BRIEF =>
Copy out all lines of the records in which the word "JSON" appears.

Stored data entries
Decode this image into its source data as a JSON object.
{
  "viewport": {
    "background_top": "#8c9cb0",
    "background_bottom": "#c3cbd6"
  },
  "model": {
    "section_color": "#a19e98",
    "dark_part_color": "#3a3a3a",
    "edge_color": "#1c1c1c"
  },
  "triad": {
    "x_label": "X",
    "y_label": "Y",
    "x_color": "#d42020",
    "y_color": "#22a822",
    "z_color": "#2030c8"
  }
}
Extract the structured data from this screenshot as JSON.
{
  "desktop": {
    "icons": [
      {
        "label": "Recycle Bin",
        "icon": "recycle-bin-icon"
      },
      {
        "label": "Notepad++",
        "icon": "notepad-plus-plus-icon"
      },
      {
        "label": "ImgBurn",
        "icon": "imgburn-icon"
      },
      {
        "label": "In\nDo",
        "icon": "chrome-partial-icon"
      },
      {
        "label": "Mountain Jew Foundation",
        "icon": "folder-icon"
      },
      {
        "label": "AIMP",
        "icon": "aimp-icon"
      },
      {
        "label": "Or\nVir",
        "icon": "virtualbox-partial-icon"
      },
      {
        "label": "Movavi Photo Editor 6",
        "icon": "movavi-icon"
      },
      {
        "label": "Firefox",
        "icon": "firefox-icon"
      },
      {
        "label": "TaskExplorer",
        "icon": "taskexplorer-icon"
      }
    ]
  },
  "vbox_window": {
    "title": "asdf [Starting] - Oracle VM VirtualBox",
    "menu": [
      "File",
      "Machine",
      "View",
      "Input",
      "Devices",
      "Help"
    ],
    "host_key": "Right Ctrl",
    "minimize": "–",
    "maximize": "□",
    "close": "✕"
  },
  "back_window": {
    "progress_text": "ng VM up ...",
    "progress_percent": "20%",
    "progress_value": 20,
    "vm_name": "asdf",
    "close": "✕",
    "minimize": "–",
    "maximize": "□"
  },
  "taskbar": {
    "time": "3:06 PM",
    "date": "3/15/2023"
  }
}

EXERCISE RESPONSE =>
Decode this image into its source data as a JSON object.
Extract the structured data from this screenshot as JSON.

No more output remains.